- Task goal: Return all of the lines below verbatim, leaving out the pictures.

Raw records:
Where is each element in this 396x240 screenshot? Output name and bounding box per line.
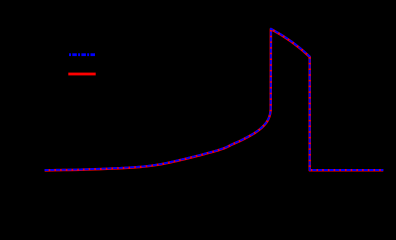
legend sample: red solid	[68, 73, 95, 76]
legend sample: blue dashed	[69, 53, 95, 56]
red solid curve (analytic solution)	[45, 29, 384, 170]
blue dashed curve (numerical solution)	[45, 29, 384, 170]
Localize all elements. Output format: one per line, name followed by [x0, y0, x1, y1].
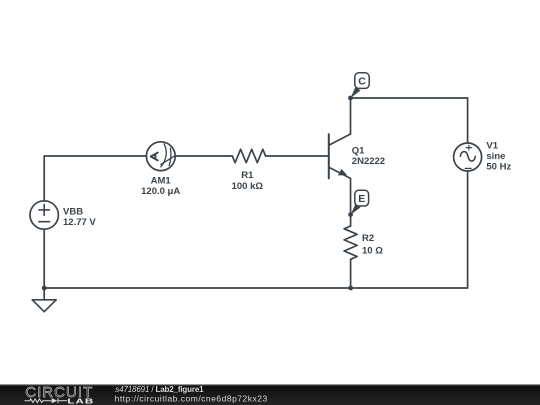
wire: R2 to bottom row	[350, 259, 352, 288]
logo waveform	[25, 398, 68, 403]
wire: bottom row	[44, 287, 467, 289]
node E flag	[351, 190, 369, 214]
svg-text:Q1: Q1	[352, 146, 365, 157]
svg-text:C: C	[358, 76, 366, 88]
wire: R1 to Q1 base	[266, 155, 329, 157]
svg-text:http://circuitlab.com/cne6d8p7: http://circuitlab.com/cne6d8p72kx23	[115, 394, 268, 404]
wire: collector up to node C	[350, 98, 352, 134]
voltage source V1 (sine)	[454, 143, 482, 171]
wire: ammeter to R1	[175, 155, 232, 157]
wire: VBB bottom to ground junction	[43, 229, 45, 300]
svg-text:V1: V1	[486, 140, 498, 151]
resistor R2	[344, 226, 357, 259]
transistor Q1 2N2222	[329, 134, 351, 178]
wire: emitter down to node E and R2	[350, 178, 352, 226]
logo LAB	[67, 397, 94, 405]
svg-text:sine: sine	[486, 151, 505, 162]
ground	[32, 300, 56, 312]
wire: base row left segment (VBB top to ammeter)	[44, 156, 146, 201]
svg-text:LAB: LAB	[67, 397, 94, 405]
svg-text:2N2222: 2N2222	[352, 156, 385, 167]
junction dot at R2 bottom	[348, 286, 353, 291]
svg-text:10 Ω: 10 Ω	[362, 245, 383, 256]
footer bar	[0, 384, 540, 405]
svg-text:100 kΩ: 100 kΩ	[232, 181, 264, 192]
wire: top row node C to right	[351, 97, 468, 99]
svg-text:50 Hz: 50 Hz	[486, 162, 511, 173]
svg-text:E: E	[358, 193, 365, 205]
svg-text:R1: R1	[241, 170, 254, 181]
svg-text:R2: R2	[362, 233, 374, 244]
resistor R1	[232, 149, 265, 162]
junction dot at ground	[42, 286, 47, 291]
voltage source VBB	[30, 201, 58, 229]
svg-text:VBB: VBB	[63, 206, 83, 217]
wire: right vertical top (to V1)	[467, 98, 469, 143]
svg-text:120.0 μA: 120.0 μA	[141, 186, 180, 197]
junction dot at node C	[348, 96, 353, 101]
ammeter AM1	[146, 142, 175, 171]
junction dot at node E	[348, 212, 353, 217]
wire: right vertical bottom (V1 to bottom row)	[467, 171, 469, 288]
node C flag	[351, 73, 370, 98]
svg-text:12.77 V: 12.77 V	[63, 217, 96, 228]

- Reply to the task:
Where is each element in this 396x240 screenshot? Output name and bounding box per line.
legend sample: red solid	[68, 73, 95, 76]
legend sample: blue dashed	[69, 53, 95, 56]
red solid curve (analytic solution)	[45, 29, 384, 170]
blue dashed curve (numerical solution)	[45, 29, 384, 170]
Localize all elements. Output format: one per line, name followed by [x0, y0, x1, y1].
wire: R2 to bottom row	[350, 259, 352, 288]
logo waveform	[25, 398, 68, 403]
wire: bottom row	[44, 287, 467, 289]
node E flag	[351, 190, 369, 214]
svg-text:Q1: Q1	[352, 146, 365, 157]
svg-text:C: C	[358, 76, 366, 88]
wire: R1 to Q1 base	[266, 155, 329, 157]
svg-text:http://circuitlab.com/cne6d8p7: http://circuitlab.com/cne6d8p72kx23	[115, 394, 268, 404]
wire: collector up to node C	[350, 98, 352, 134]
voltage source V1 (sine)	[454, 143, 482, 171]
wire: ammeter to R1	[175, 155, 232, 157]
wire: VBB bottom to ground junction	[43, 229, 45, 300]
svg-text:V1: V1	[486, 140, 498, 151]
resistor R2	[344, 226, 357, 259]
transistor Q1 2N2222	[329, 134, 351, 178]
wire: emitter down to node E and R2	[350, 178, 352, 226]
logo LAB	[67, 397, 94, 405]
svg-text:sine: sine	[486, 151, 505, 162]
ground	[32, 300, 56, 312]
wire: base row left segment (VBB top to ammeter)	[44, 156, 146, 201]
svg-text:LAB: LAB	[67, 397, 94, 405]
svg-text:2N2222: 2N2222	[352, 156, 385, 167]
junction dot at R2 bottom	[348, 286, 353, 291]
svg-text:10 Ω: 10 Ω	[362, 245, 383, 256]
footer bar	[0, 384, 540, 405]
svg-text:100 kΩ: 100 kΩ	[232, 181, 264, 192]
wire: top row node C to right	[351, 97, 468, 99]
svg-text:50 Hz: 50 Hz	[486, 162, 511, 173]
svg-text:E: E	[358, 193, 365, 205]
svg-text:R1: R1	[241, 170, 254, 181]
svg-text:R2: R2	[362, 233, 374, 244]
resistor R1	[232, 149, 265, 162]
junction dot at ground	[42, 286, 47, 291]
voltage source VBB	[30, 201, 58, 229]
svg-text:VBB: VBB	[63, 206, 83, 217]
wire: right vertical top (to V1)	[467, 98, 469, 143]
svg-text:120.0 μA: 120.0 μA	[141, 186, 180, 197]
junction dot at node C	[348, 96, 353, 101]
ammeter AM1	[146, 142, 175, 171]
junction dot at node E	[348, 212, 353, 217]
wire: right vertical bottom (V1 to bottom row)	[467, 171, 469, 288]
node C flag	[351, 73, 370, 98]
svg-text:12.77 V: 12.77 V	[63, 217, 96, 228]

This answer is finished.